| Instructions to follow |
Scan the records and identify every line in which the string "батьк" occurs, then return those lines.

| Dataset excerpts |
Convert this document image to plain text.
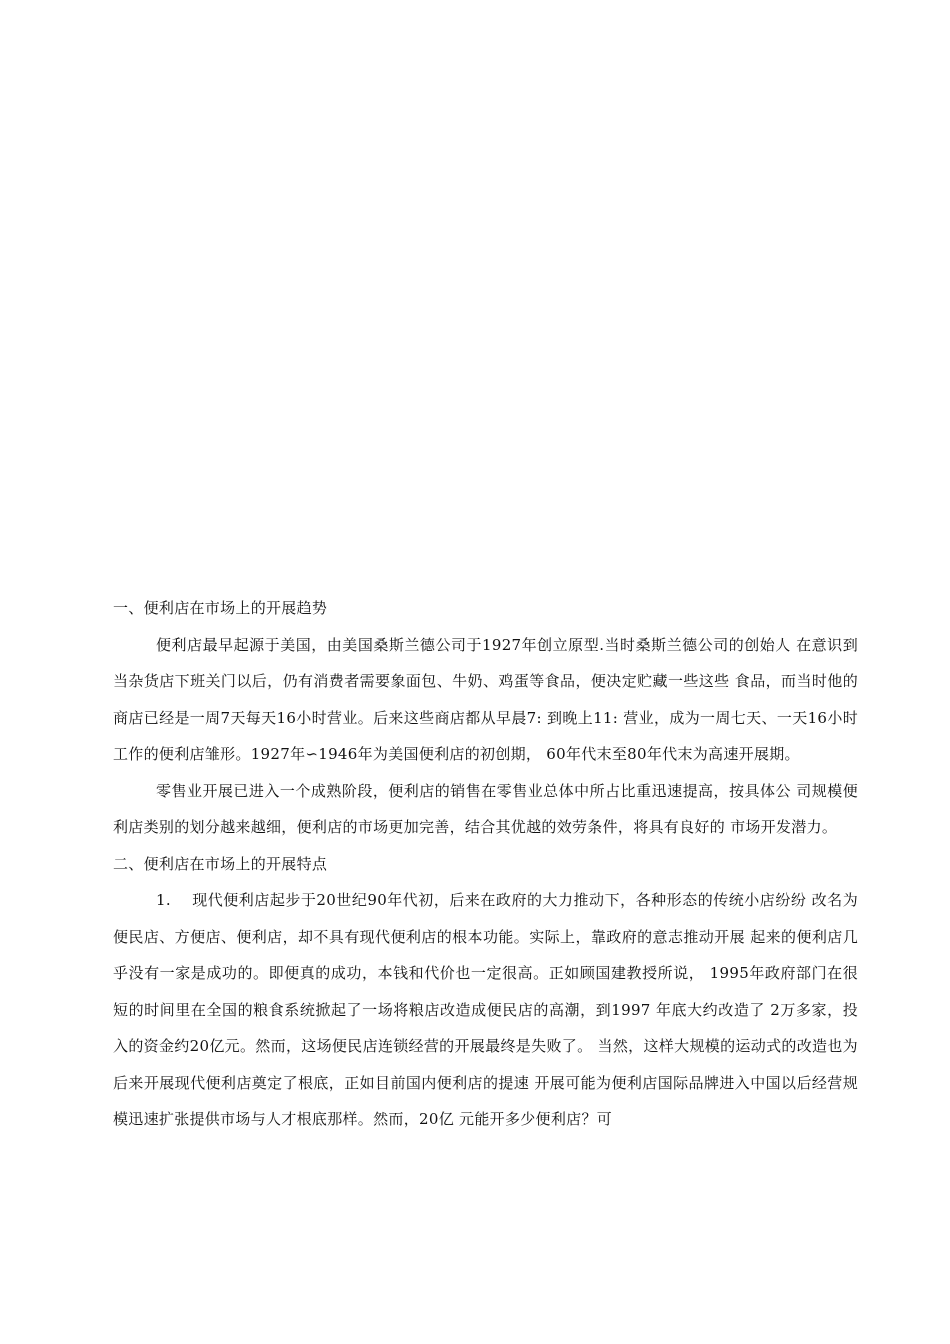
一、便利店在市场上的开展趋势

便利店最早起源于美国，由美国桑斯兰德公司于1927年创立原型.当时桑斯兰德公司的创始人 在意识到当杂货店下班关门以后，仍有消费者需要象面包、牛奶、鸡蛋等食品，便决定贮藏一些这些 食品，而当时他的商店已经是一周7天每天16小时营业。后来这些商店都从早晨7: 到晚上11: 营业，成为一周七天、一天16小时工作的便利店雏形。1927年∽1946年为美国便利店的初创期， 60年代末至80年代末为高速开展期。

零售业开展已进入一个成熟阶段，便利店的销售在零售业总体中所占比重迅速提高，按具体公 司规模便利店类别的划分越来越细，便利店的市场更加完善，结合其优越的效劳条件，将具有良好的 市场开发潜力。

二、便利店在市场上的开展特点

1. 现代便利店起步于20世纪90年代初，后来在政府的大力推动下，各种形态的传统小店纷纷 改名为便民店、方便店、便利店，却不具有现代便利店的根本功能。实际上，靠政府的意志推动开展 起来的便利店几乎没有一家是成功的。即便真的成功，本钱和代价也一定很高。正如顾国建教授所说， 1995年政府部门在很短的时间里在全国的粮食系统掀起了一场将粮店改造成便民店的高潮，到1997 年底大约改造了 2万多家，投入的资金约20亿元。然而，这场便民店连锁经营的开展最终是失败了。 当然，这样大规模的运动式的改造也为后来开展现代便利店奠定了根底，正如目前国内便利店的提速 开展可能为便利店国际品牌进入中国以后经营规模迅速扩张提供市场与人才根底那样。然而，20亿 元能开多少便利店？可
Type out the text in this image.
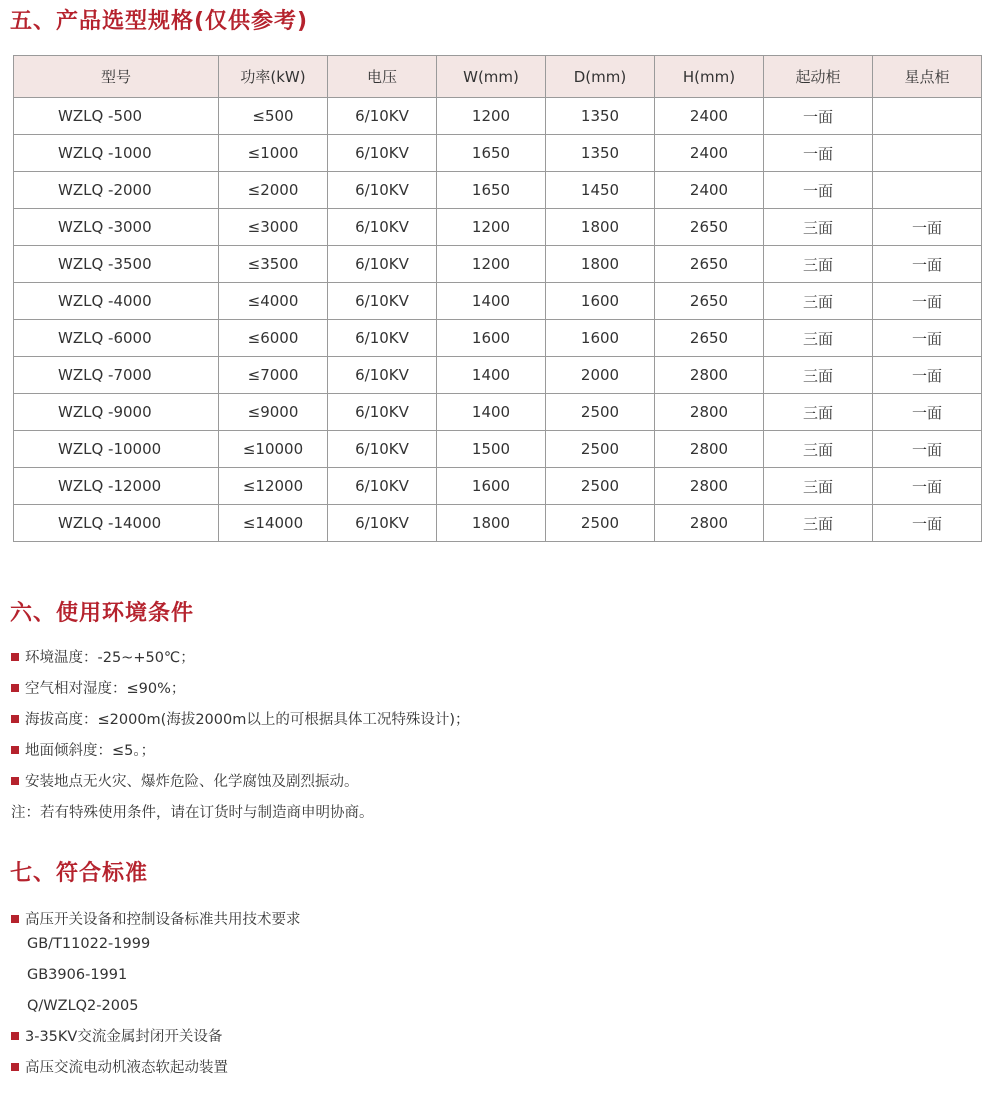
五、产品选型规格(仅供参考)
型号	功率(kW)	电压	W(mm)	D(mm)	H(mm)	起动柜	星点柜
WZLQ -500	≤500	6/10KV	1200	1350	2400	一面	
WZLQ -1000	≤1000	6/10KV	1650	1350	2400	一面	
WZLQ -2000	≤2000	6/10KV	1650	1450	2400	一面	
WZLQ -3000	≤3000	6/10KV	1200	1800	2650	三面	一面
WZLQ -3500	≤3500	6/10KV	1200	1800	2650	三面	一面
WZLQ -4000	≤4000	6/10KV	1400	1600	2650	三面	一面
WZLQ -6000	≤6000	6/10KV	1600	1600	2650	三面	一面
WZLQ -7000	≤7000	6/10KV	1400	2000	2800	三面	一面
WZLQ -9000	≤9000	6/10KV	1400	2500	2800	三面	一面
WZLQ -10000	≤10000	6/10KV	1500	2500	2800	三面	一面
WZLQ -12000	≤12000	6/10KV	1600	2500	2800	三面	一面
WZLQ -14000	≤14000	6/10KV	1800	2500	2800	三面	一面
六、使用环境条件
环境温度：-25~+50℃；
空气相对湿度：≤90%；
海拔高度：≤2000m(海拔2000m以上的可根据具体工况特殊设计)；
地面倾斜度：≤5。；
安装地点无火灾、爆炸危险、化学腐蚀及剧烈振动。
注：若有特殊使用条件，请在订货时与制造商申明协商。
七、符合标准
高压开关设备和控制设备标准共用技术要求
GB/T11022-1999
GB3906-1991
Q/WZLQ2-2005
3-35KV交流金属封闭开关设备
高压交流电动机液态软起动装置
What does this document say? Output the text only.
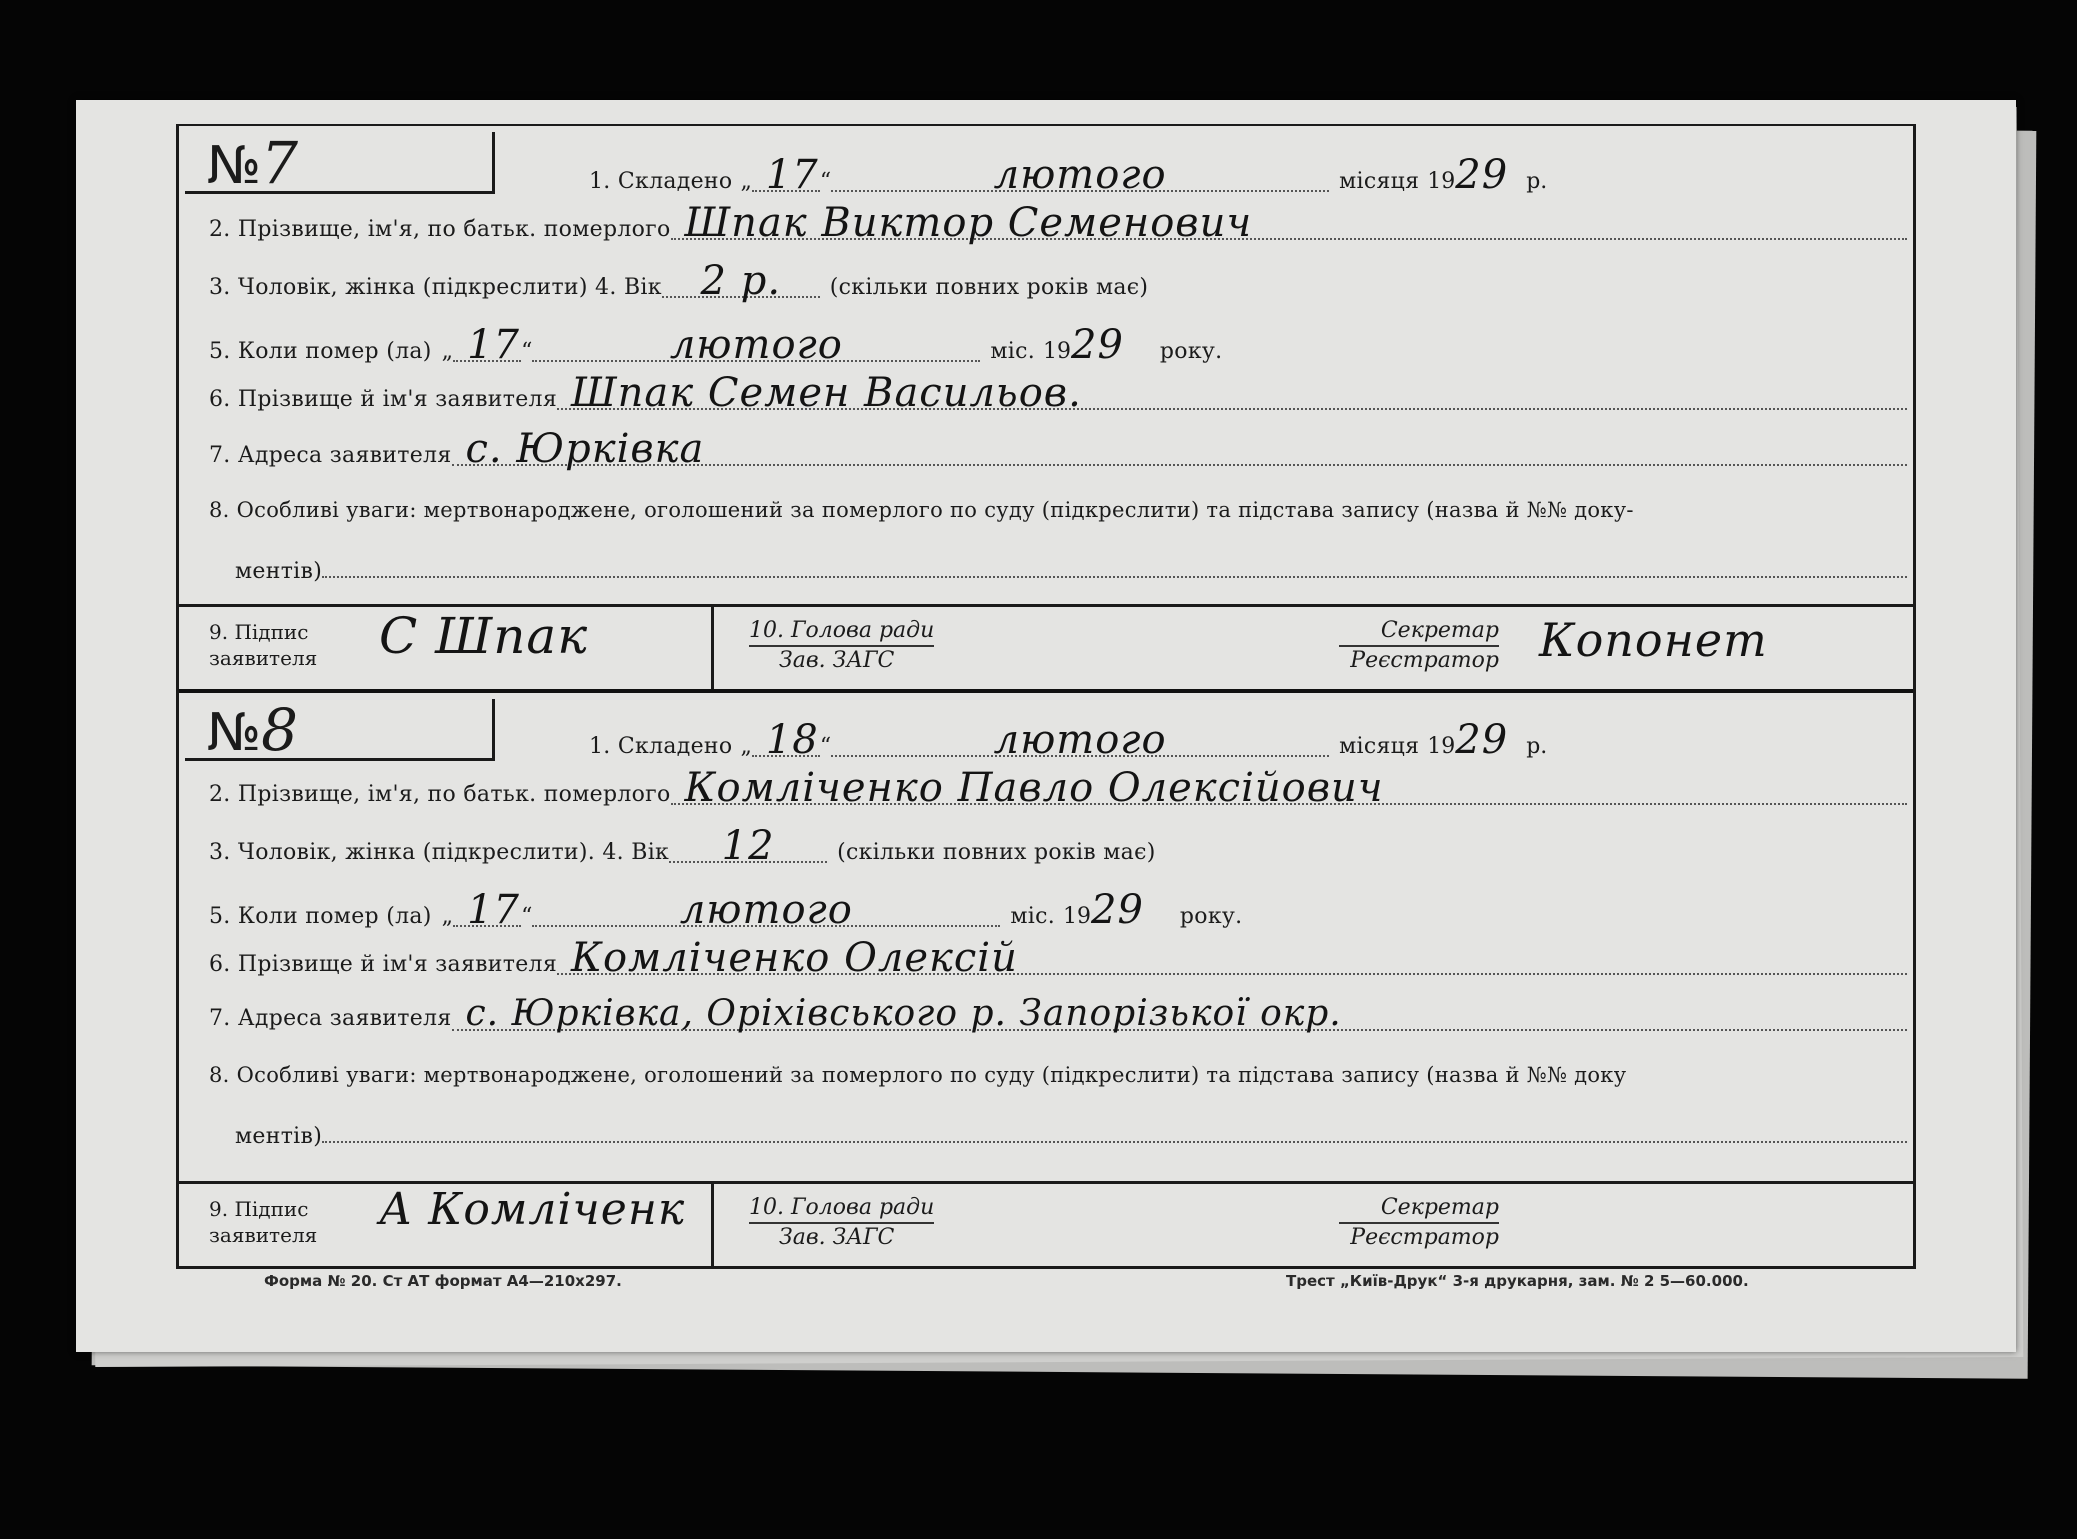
№7	1. Складено „ 17 “	лютого	місяця 19 29 р.
2. Прізвище, ім'я, по батьк. померлого Шпак Виктор Семенович
3. Чоловік, жінка (підкреслити) 4. Вік 2 р.	(скільки повних років має)
5. Коли помер (ла) „ 17 “	лютого	міс. 19 29 року.
6. Прізвище й ім'я заявителя Шпак Семен Васильов.
7. Адреса заявителя с. Юрківка
8. Особливі уваги: мертвонароджене, оголошений за померлого по суду (підкреслити) та підстава запису (назва й №№ доку-
ментів)
9. Підпис
заявителя С Шпак	10. Голова ради
Зав. ЗАГС
Секретар
Реєстратор Копонет
№8	1. Складено „ 18 “	лютого	місяця 19 29 р.
2. Прізвище, ім'я, по батьк. померлого Комліченко Павло Олексійович
3. Чоловік, жінка (підкреслити). 4. Вік	12	(скільки повних років має)
5. Коли помер (ла) „ 17 “	лютого	міс. 19 29 року.
6. Прізвище й ім'я заявителя Комліченко Олексій
7. Адреса заявителя с. Юрківка, Оріхівського р. Запорізької окр.
8. Особливі уваги: мертвонароджене, оголошений за померлого по суду (підкреслити) та підстава запису (назва й №№ доку
ментів)
9. Підпис
заявителя А Комліченк	10. Голова ради
Зав. ЗАГС
Секретар
Реєстратор
Форма № 20. Ст АТ формат А4—210х297.	Трест „Київ-Друк“ 3-я друкарня, зам. № 2 5—60.000.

| Answer below |
2. Прізвище, ім'я, по батьк. померлого Шпак Виктор Семенович
2. Прізвище, ім'я, по батьк. померлого Комліченко Павло Олексійович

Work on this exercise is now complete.